# TASK TO COMPLETE
Scan the data below and pick out the lines containing the word "this".

# MATERIAL SHOWN
-- begin --

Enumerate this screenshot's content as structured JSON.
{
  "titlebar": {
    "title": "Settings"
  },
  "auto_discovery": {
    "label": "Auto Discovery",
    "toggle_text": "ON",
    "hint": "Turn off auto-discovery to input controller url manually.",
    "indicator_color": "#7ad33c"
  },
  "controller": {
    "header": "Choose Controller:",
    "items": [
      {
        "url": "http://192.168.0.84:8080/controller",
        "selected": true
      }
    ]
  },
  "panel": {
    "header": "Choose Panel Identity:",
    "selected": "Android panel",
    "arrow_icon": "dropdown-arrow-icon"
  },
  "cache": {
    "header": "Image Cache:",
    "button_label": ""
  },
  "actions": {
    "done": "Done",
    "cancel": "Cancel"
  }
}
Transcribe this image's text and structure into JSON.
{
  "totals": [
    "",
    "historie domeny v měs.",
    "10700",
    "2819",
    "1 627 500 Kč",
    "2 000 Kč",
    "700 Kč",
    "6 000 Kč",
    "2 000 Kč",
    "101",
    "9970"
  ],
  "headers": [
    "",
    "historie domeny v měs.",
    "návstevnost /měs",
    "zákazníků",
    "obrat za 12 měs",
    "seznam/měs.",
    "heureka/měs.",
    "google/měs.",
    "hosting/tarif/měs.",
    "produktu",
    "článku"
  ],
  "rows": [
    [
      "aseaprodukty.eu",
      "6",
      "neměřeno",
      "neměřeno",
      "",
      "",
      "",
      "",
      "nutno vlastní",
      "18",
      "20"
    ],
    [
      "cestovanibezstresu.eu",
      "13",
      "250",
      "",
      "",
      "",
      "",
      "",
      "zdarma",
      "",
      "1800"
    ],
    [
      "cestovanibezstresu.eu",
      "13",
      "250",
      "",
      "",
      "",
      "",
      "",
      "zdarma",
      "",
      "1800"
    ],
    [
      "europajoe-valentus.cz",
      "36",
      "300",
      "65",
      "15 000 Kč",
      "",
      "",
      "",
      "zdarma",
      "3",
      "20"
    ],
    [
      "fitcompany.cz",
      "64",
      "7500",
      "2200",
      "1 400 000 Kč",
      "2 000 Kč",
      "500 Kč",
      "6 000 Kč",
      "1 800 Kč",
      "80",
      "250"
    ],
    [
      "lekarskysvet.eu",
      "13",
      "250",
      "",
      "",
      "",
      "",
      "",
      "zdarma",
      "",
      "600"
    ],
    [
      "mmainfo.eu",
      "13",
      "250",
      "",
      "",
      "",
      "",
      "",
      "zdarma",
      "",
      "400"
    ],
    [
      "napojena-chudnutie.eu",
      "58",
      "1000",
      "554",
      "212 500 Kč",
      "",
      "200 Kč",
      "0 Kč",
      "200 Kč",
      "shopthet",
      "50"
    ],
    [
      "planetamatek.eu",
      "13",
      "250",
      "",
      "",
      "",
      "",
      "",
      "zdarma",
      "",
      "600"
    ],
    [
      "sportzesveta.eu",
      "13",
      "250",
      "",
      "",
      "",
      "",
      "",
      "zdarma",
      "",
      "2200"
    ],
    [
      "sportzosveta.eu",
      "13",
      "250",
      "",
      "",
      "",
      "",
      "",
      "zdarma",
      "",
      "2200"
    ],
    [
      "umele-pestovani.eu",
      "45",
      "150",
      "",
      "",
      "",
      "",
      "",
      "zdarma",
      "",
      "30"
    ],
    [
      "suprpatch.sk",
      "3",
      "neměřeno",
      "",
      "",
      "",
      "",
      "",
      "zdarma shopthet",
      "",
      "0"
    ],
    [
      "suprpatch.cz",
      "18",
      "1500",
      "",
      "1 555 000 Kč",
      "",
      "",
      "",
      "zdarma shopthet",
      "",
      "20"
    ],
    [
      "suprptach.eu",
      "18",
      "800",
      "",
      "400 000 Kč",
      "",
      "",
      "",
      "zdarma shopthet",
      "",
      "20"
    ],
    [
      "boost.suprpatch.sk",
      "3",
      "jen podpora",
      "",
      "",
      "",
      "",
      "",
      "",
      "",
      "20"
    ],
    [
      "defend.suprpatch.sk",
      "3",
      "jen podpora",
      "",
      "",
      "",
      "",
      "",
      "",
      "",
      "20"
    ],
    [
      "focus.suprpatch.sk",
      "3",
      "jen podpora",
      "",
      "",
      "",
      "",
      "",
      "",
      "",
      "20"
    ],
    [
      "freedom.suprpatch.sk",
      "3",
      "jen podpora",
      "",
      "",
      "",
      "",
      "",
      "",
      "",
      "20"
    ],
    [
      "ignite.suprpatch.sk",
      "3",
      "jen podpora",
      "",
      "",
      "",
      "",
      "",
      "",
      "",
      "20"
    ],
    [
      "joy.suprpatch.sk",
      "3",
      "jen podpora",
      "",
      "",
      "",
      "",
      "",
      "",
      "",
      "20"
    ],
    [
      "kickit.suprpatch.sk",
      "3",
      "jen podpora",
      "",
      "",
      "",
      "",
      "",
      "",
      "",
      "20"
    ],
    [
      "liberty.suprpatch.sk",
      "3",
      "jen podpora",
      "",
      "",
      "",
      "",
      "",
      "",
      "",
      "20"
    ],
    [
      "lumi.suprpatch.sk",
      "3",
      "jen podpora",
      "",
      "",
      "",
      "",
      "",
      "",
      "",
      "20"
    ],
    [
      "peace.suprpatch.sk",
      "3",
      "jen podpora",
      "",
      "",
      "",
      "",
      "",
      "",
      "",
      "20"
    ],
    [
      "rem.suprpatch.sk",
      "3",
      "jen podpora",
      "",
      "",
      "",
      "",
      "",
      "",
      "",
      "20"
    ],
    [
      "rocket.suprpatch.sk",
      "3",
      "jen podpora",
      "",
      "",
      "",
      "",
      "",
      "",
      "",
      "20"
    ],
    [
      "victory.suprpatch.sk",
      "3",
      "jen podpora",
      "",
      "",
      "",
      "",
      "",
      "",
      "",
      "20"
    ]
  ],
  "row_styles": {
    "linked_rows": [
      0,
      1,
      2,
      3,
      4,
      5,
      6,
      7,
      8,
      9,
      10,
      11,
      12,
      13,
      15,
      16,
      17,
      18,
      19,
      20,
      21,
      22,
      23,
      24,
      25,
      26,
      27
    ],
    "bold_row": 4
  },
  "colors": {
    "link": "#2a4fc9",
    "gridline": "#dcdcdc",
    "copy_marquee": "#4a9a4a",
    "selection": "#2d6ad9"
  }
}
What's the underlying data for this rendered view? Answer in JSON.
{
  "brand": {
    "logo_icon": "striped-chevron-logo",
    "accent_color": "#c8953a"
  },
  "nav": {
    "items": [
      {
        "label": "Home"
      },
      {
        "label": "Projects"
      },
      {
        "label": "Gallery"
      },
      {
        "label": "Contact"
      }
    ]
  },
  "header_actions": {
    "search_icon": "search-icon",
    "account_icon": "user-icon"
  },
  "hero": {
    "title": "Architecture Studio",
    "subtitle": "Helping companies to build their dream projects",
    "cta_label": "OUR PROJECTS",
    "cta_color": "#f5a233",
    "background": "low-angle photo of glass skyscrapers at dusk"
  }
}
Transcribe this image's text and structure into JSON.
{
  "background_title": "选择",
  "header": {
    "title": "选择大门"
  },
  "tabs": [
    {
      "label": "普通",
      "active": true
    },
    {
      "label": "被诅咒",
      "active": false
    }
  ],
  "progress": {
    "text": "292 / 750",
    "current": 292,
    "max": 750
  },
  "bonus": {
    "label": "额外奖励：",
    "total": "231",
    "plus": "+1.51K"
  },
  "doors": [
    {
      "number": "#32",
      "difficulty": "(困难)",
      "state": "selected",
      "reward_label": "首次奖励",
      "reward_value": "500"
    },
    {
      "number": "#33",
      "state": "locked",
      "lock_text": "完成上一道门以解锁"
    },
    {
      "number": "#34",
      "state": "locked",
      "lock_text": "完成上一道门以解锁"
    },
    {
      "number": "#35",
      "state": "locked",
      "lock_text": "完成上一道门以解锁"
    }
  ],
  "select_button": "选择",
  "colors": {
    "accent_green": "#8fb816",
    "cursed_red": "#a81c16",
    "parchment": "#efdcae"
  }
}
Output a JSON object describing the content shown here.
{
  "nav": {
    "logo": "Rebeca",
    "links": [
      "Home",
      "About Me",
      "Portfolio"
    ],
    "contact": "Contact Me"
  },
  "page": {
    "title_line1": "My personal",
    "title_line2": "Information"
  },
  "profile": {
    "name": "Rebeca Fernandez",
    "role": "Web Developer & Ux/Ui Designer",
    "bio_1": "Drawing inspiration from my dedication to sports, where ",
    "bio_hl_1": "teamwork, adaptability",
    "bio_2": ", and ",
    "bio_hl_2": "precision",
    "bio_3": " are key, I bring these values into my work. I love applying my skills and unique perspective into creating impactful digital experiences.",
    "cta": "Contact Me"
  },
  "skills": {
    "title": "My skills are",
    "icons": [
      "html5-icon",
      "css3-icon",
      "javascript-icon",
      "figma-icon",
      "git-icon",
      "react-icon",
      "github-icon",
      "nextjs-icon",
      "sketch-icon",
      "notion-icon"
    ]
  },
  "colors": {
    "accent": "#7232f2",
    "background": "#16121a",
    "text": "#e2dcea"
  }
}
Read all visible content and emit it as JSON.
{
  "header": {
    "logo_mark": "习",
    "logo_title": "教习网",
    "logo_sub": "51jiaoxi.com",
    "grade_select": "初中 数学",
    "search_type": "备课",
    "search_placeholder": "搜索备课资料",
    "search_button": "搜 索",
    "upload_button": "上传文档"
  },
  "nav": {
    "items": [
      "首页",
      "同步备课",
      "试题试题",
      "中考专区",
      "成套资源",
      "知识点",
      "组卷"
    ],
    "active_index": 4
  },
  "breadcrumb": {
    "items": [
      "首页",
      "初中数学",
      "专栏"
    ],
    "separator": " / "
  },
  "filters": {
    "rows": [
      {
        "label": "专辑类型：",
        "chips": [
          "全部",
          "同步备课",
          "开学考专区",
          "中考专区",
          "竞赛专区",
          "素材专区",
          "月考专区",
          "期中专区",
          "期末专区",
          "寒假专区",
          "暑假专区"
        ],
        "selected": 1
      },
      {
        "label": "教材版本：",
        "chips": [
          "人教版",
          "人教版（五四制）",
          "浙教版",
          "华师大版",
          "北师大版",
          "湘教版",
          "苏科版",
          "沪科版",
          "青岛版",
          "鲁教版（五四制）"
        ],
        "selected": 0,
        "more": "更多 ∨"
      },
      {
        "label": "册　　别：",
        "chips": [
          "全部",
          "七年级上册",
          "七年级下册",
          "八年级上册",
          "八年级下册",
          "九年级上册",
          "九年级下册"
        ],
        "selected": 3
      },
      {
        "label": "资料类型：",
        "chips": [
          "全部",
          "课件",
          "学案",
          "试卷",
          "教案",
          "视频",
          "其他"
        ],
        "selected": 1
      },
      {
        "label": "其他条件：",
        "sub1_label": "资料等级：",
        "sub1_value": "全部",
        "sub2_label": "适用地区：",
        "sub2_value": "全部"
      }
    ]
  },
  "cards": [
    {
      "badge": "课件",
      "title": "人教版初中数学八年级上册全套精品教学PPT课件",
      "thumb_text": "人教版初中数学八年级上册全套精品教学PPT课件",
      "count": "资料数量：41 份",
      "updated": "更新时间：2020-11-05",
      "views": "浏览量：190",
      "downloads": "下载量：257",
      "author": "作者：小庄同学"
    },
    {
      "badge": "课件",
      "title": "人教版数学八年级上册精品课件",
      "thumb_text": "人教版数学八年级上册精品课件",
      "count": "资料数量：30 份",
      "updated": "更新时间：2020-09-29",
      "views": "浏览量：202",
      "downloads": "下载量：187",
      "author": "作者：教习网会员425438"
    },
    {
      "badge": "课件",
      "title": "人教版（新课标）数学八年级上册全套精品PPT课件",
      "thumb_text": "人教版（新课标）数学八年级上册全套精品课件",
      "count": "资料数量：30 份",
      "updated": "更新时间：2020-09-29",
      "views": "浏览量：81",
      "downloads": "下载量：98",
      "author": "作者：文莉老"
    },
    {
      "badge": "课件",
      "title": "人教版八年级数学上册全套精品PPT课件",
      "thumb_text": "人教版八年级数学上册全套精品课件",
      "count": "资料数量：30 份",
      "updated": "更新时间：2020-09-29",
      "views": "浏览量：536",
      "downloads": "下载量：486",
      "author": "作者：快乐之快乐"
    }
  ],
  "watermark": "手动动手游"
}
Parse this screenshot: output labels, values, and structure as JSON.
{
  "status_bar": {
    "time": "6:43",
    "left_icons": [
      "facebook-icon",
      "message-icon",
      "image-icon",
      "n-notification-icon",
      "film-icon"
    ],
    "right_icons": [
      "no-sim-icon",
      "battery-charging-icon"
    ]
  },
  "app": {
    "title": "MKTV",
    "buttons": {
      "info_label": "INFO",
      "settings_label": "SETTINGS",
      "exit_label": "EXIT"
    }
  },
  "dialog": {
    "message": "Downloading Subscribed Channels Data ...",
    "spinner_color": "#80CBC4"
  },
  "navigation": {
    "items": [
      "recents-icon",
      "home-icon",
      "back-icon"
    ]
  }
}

-- end --

# OUTPUT BELOW
Enumerate this screenshot's content as structured JSON.
Transcribe this image's text and structure into JSON.
What's the underlying data for this rendered view? Answer in JSON.
Transcribe this image's text and structure into JSON.
Parse this screenshot: output labels, values, and structure as JSON.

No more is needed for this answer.